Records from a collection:
/---

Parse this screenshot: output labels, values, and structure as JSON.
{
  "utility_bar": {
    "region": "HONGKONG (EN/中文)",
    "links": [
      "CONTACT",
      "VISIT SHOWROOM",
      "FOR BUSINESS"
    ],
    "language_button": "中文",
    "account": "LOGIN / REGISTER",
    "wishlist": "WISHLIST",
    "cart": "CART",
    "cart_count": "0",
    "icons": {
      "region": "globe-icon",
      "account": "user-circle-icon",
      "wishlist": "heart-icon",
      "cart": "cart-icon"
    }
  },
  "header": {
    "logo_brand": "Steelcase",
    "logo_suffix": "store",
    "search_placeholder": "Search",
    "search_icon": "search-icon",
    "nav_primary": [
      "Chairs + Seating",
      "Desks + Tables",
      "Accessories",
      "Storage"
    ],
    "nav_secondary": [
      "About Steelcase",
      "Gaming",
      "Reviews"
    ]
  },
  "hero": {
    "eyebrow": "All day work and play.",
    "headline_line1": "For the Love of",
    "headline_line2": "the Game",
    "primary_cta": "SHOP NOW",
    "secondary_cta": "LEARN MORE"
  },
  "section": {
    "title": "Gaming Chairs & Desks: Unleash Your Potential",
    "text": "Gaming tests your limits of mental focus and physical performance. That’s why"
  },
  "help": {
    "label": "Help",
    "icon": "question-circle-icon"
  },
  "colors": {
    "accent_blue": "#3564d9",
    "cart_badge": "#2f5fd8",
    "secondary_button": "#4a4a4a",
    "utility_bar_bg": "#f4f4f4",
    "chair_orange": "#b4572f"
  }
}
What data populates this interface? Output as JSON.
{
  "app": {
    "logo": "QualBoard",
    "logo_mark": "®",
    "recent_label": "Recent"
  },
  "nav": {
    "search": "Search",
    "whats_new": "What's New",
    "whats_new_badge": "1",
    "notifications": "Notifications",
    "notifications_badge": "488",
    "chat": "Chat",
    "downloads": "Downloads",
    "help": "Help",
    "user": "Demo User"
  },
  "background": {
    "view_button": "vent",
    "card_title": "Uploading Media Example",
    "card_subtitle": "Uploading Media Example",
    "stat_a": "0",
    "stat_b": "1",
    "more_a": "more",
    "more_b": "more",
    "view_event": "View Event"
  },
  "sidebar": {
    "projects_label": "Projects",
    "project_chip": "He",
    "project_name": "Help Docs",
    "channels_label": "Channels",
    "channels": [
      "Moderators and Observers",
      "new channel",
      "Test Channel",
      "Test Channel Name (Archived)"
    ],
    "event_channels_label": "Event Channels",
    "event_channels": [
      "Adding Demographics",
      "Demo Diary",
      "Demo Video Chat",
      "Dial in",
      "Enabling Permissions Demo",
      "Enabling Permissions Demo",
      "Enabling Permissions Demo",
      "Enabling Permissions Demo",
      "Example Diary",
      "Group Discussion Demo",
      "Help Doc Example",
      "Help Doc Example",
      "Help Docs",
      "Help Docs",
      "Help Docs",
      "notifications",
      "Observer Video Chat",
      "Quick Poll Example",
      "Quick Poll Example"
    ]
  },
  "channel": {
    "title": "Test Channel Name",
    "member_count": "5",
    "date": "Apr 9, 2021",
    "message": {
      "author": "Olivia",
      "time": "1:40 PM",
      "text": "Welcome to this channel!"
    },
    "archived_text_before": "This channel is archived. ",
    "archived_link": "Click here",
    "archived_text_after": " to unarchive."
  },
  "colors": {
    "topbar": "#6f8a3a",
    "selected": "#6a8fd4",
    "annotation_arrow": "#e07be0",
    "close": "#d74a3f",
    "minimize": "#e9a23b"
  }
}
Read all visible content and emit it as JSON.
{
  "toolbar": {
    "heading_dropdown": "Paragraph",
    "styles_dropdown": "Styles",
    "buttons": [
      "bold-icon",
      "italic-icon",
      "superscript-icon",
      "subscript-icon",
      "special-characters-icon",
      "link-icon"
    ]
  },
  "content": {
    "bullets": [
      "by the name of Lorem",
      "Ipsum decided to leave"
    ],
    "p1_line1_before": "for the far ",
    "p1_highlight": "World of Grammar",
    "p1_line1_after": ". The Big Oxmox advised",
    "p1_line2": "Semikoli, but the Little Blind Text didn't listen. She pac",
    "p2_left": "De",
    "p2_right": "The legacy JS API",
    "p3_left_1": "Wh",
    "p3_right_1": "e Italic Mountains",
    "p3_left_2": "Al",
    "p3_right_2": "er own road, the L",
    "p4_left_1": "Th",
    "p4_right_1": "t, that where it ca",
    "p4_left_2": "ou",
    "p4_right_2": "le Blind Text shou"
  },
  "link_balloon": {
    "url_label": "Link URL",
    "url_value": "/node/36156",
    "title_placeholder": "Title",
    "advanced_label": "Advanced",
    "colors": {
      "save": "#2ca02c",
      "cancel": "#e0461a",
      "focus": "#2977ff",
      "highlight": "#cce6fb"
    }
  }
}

\---

### [Exercise brief]
Return each line where "JSON" shows up.

### [Task output]
Parse this screenshot: output labels, values, and structure as JSON.
What data populates this interface? Output as JSON.
Read all visible content and emit it as JSON.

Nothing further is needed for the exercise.